_GIVEN PROBLEM_:
Note how many lines include the word "Katecholaminen", and give that number by itself.

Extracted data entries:
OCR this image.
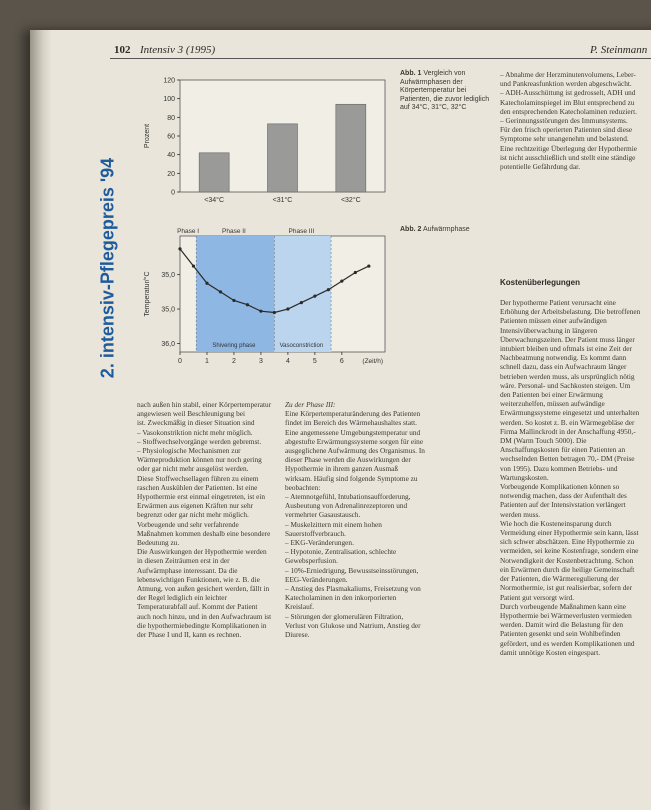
102 Intensiv 3 (1995)	P. Steinmann
2. intensiv-Pflegepreis '94	0
20
40
60
80
100
120
Prozent
<34°C	<31°C	<32°C
Phase I	Phase II	Phase III
Shivering phase	Vasoconstriction
35,0
35,0
36,0
Temperatur/°C
0	1	2	3	4	5	6	(Zeit/h)
Abb. 1 Vergleich von Aufwärmphasen der Körpertemperatur bei Patienten, die zuvor lediglich auf 34°C, 31°C, 32°C
Abb. 2 Aufwärmphase

nach außen hin stabil, einer Körpertemperatur angewiesen weil Beschleunigung bei

ist. Zweckmäßig in dieser Situation sind

– Vasokonstriktion nicht mehr möglich.

– Stoffwechselvorgänge werden gebremst.

– Physiologische Mechanismen zur Wärmeproduktion können nur noch gering oder gar nicht mehr ausgelöst werden.

Diese Stoffwechsellagen führen zu einem raschen Auskühlen der Patienten. Ist eine Hypothermie erst einmal eingetreten, ist ein Erwärmen aus eigenen Kräften nur sehr begrenzt oder gar nicht mehr möglich. Vorbeugende und sehr verfahrende Maßnahmen kommen deshalb eine besondere Bedeutung zu.

Die Auswirkungen der Hypothermie werden in diesen Zeiträumen erst in der Aufwärmphase interessant. Da die lebenswichtigen Funktionen, wie z. B. die Atmung, von außen gesichert werden, fällt in der Regel lediglich ein leichter Temperaturabfall auf. Kommt der Patient auch noch hinzu, und in den Aufwachraum ist die hypothermiebedingte Komplikationen in der Phase I und II, kann es rechnen.

Zu der Phase III:

Eine Körpertemperaturänderung des Patienten findet im Bereich des Wärmehaushaltes statt. Eine angemessene Umgebungstemperatur und abgestufte Erwärmungssysteme sorgen für eine ausgeglichene Aufwärmung des Organismus. In dieser Phase werden die Auswirkungen der Hypothermie in ihrem ganzen Ausmaß wirksam. Häufig sind folgende Symptome zu beobachten:

– Atemnotgefühl, Intubationsaufforderung, Ausbeutung von Adrenalinrezeptoren und vermehrter Gasaustausch.

– Muskelzittern mit einem hohen Sauerstoffverbrauch.

– EKG-Veränderungen.

– Hypotonie, Zentralisation, schlechte Gewebsperfusion.

– 10%-Erniedrigung, Bewusstseinsstörungen, EEG-Veränderungen.

– Anstieg des Plasmakaliums, Freisetzung von Katecholaminen in den inkorporierten Kreislauf.

– Störungen der glomerulären Filtration, Verlust von Glukose und Natrium, Anstieg der Diurese.

– Abnahme der Herzminutenvolumens, Leber- und Pankreasfunktion werden abgeschwächt.

– ADH-Ausschüttung ist gedrosselt, ADH und Katecholaminspiegel im Blut entsprechend zu den entsprechenden Katecholaminen reduziert.

– Gerinnungsstörungen des Immunsystems.

Für den frisch operierten Patienten sind diese Symptome sehr unangenehm und belastend. Eine rechtzeitige Überlegung der Hypothermie ist nicht ausschließlich und stellt eine ständige potentielle Gefährdung dar.

Kostenüberlegungen

Der hypotherme Patient verursacht eine Erhöhung der Arbeitsbelastung. Die betroffenen Patienten müssen einer aufwändigen Intensivüberwachung in längeren Überwachungszeiten. Der Patient muss länger intubiert bleiben und oftmals ist eine Zeit der Nachbeatmung notwendig. Es kommt dann schnell dazu, dass ein Aufwachraum länger betrieben werden muss, als ursprünglich nötig wäre. Personal- und Sachkosten steigen. Um den Patienten bei einer Erwärmung weiterzuhelfen, müssen aufwändige Erwärmungssysteme eingesetzt und unterhalten werden. So kostet z. B. ein Wärmegebläse der Firma Mallinckrodt in der Anschaffung 4950,- DM (Warm Touch 5000). Die Anschaffungskosten für einen Patienten an wechselnden Betten betragen 70,- DM (Preise von 1995). Dazu kommen Betriebs- und Wartungskosten.

Vorbeugende Komplikationen können so notwendig machen, dass der Aufenthalt des Patienten auf der Intensivstation verlängert werden muss.

Wie hoch die Kosteneinsparung durch Vermeidung einer Hypothermie sein kann, lässt sich schwer abschätzen. Eine Hypothermie zu vermeiden, sei keine Kostenfrage, sondern eine Notwendigkeit der Kostenbetrachtung. Schon ein Erwärmen durch die heilige Gemeinschaft der Patienten, die Wärmeregulierung der Normothermie, ist gut realisierbar, sofern der Patient gut versorgt wird.

Durch vorbeugende Maßnahmen kann eine Hypothermie bei Wärmeverlusten vermieden werden. Damit wird die Belastung für den Patienten gesenkt und sein Wohlbefinden gefördert, und es werden Komplikationen und damit unnötige Kosten eingespart.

_WRITTEN REPLY_:
2